Between January 2009 and January 2015, she was a member of the French TV and Radio Regulatory Council (CSA).

== Early life and education ==
Her father, an English teacher and school inspector, was a teacher in the United States where he published a book on French civilization. Her mother, a Spanish woman, was a member of a Franco-British resistance network in World War II and decorated as such by the Queen of the United Kingdom. She has two older sisters, Geneviève and Catherine Laborde, a weather presenter and writer. The three sisters spent several summers in the United States with their parents between 1960 and 1967 and were partly educated in American schools.

After studying literature at the Lycée Camille-Jullian in Bordeaux, Françoise Laborde attended law school at the University of Bordeaux 1, where she obtained a DEA in business and law.

== Career ==
In 1979, she went to Brussels and contributed to the magazine Europolitics. At the same time, she was a correspondent for Radio France Internationale.

From 1982 to 1985, she specialized in economic and social affairs at RMC.

From 1985 to 1993, she was head of the economics department and deputy editor of TF1.

From 1993 to 1995, she was head of the economics department and deputy editor at France 3.

In 1995, she was appointed head of the economic and social departments and deputy editor at France 2.

In 1997, she became editor of Télématin and has since then presented the political interview show Les 4 vérités.

At the end of 1999, she became the substitute presenter for Béatrice Schönberg for the weekend news show on France 2. It was expected that beginning in March 2007 she would be acting presenter of the weekend news show for a few months, as Schönberg was temporarily dismissed from her post during the election campaign because of her marriage to Jean-Louis Borloo, a government minister. But in September 2006 Élise Lucet, presenter of the France 2 news programme Journal de 13 heures, announced her pregnancy; thus Laborde instead replaced Lucet, while Laurent Delahousse, who had recently come over from channel M6, became the substitute presenter for Schönberg.

On 24 January 2009, Nicolas Sarkozy, then President of the Republic, appointed her to the TV and Radio Regulatory Council.

On 3 February 2015, the Prime Minister appointed her to the High Council for Equality between Women and Men.

== Honors and commitments ==
Françoise Laborde is a Knight of the Order of the Legion of Honour, and is in the National Order of Merit. She is also an Officer of the Order of Agricultural Merit.

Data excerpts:
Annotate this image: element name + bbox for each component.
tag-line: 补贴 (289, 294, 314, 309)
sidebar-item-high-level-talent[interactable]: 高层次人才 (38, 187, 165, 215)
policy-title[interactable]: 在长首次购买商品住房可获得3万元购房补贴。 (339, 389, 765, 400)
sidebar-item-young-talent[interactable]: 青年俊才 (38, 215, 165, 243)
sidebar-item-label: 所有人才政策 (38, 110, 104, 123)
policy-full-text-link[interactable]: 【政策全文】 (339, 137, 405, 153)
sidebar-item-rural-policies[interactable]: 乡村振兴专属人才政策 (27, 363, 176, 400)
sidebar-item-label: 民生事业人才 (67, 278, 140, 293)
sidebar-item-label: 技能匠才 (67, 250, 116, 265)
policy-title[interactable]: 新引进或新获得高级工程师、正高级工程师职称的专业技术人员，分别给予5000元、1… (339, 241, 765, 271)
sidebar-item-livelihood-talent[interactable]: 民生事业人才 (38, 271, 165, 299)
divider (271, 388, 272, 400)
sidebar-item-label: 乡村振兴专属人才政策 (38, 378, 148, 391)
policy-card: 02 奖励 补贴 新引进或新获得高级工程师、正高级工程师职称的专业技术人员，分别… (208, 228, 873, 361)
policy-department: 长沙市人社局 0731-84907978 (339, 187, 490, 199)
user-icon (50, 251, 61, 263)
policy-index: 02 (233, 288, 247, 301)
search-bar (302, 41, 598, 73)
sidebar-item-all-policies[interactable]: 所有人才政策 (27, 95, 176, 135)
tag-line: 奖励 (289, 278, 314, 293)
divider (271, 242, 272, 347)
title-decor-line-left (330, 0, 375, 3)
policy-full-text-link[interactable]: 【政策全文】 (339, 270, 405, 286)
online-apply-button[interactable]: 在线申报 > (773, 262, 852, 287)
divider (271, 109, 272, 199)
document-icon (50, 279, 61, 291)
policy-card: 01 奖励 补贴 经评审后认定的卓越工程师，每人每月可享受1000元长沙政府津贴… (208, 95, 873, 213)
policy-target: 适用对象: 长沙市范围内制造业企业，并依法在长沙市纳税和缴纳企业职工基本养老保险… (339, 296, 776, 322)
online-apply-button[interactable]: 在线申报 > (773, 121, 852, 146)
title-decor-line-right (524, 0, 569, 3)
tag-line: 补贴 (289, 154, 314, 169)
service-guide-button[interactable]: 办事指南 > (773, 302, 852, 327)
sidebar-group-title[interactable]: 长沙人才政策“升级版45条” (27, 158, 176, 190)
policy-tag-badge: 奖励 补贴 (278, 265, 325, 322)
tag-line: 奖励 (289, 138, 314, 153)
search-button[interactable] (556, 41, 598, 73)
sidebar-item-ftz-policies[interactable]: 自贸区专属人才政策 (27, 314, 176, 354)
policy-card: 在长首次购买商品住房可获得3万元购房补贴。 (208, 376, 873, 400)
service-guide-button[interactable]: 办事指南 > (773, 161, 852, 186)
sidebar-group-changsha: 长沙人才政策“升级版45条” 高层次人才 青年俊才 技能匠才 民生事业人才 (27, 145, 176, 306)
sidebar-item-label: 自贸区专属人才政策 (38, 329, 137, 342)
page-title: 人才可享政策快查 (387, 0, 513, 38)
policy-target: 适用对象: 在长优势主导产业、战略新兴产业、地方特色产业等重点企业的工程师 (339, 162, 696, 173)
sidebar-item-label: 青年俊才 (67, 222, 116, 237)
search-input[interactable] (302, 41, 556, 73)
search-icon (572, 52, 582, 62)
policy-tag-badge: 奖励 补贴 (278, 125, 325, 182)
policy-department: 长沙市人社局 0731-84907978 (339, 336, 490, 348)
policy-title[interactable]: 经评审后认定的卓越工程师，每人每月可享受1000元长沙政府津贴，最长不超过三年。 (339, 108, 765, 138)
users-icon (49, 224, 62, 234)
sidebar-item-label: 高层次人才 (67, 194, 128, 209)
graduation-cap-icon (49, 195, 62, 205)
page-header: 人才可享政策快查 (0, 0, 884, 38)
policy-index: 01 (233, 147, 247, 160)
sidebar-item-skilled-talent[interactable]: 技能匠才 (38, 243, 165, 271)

Things to do:
• A. In the passage on Françoise Laborde, which show did she become editor of in 1997?
• B. From the passage on Françoise Laborde, reproduce the stretch that starts at the words "On 24 January" and stops after the words "Women and Men.".

List of answers:
• A. Télématin

• B.
On 24 January 2009, Nicolas Sarkozy, then President of the Republic, appointed her to the TV and Radio Regulatory Council.

On 3 February 2015, the Prime Minister appointed her to the High Council for Equality between Women and Men.